Task to carry out
Find "Parse this screenshot: output" in the data, then restate the line it sits in and every later line word for word, ending with the last line.

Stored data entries
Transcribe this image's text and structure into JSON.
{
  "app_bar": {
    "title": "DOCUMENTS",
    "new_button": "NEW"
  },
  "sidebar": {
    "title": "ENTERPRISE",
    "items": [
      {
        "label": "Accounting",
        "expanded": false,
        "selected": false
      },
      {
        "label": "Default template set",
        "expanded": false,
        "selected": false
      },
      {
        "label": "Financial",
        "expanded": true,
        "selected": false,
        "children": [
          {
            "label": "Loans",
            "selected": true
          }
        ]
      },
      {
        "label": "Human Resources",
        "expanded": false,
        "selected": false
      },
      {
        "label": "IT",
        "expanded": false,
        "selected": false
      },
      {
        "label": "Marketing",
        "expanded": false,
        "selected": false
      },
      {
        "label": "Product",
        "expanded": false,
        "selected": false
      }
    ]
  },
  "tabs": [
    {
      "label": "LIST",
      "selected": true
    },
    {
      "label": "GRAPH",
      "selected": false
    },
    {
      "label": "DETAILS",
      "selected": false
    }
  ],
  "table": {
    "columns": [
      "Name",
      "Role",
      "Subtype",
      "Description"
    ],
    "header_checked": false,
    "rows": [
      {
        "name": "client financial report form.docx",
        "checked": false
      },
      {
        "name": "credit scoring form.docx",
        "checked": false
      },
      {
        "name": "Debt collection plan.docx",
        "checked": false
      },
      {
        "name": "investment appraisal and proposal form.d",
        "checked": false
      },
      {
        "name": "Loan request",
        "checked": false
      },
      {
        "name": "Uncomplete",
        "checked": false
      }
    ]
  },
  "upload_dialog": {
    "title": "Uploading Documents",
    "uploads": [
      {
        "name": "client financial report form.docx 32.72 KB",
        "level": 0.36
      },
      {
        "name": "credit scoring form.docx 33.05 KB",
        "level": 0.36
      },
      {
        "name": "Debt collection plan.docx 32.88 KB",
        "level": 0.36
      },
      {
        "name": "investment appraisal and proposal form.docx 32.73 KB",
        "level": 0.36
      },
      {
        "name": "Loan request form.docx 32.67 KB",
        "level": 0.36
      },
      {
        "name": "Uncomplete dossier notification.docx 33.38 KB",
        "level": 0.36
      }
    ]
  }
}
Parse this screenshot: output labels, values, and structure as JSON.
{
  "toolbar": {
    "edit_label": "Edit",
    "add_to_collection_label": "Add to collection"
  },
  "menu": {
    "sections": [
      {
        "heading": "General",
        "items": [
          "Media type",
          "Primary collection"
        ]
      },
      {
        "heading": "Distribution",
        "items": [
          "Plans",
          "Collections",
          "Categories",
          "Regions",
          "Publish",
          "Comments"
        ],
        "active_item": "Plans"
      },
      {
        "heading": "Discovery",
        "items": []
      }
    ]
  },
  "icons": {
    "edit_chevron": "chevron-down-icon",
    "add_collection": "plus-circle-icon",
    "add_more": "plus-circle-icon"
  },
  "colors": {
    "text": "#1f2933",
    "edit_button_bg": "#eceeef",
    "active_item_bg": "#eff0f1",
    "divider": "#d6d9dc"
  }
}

Answer to the exercise
Parse this screenshot: output labels, values, and structure as JSON.
{
  "toolbar": {
    "edit_label": "Edit",
    "add_to_collection_label": "Add to collection"
  },
  "menu": {
    "sections": [
      {
        "heading": "General",
        "items": [
          "Media type",
          "Primary collection"
        ]
      },
      {
        "heading": "Distribution",
        "items": [
          "Plans",
          "Collections",
          "Categories",
          "Regions",
          "Publish",
          "Comments"
        ],
        "active_item": "Plans"
      },
      {
        "heading": "Discovery",
        "items": []
      }
    ]
  },
  "icons": {
    "edit_chevron": "chevron-down-icon",
    "add_collection": "plus-circle-icon",
    "add_more": "plus-circle-icon"
  },
  "colors": {
    "text": "#1f2933",
    "edit_button_bg": "#eceeef",
    "active_item_bg": "#eff0f1",
    "divider": "#d6d9dc"
  }
}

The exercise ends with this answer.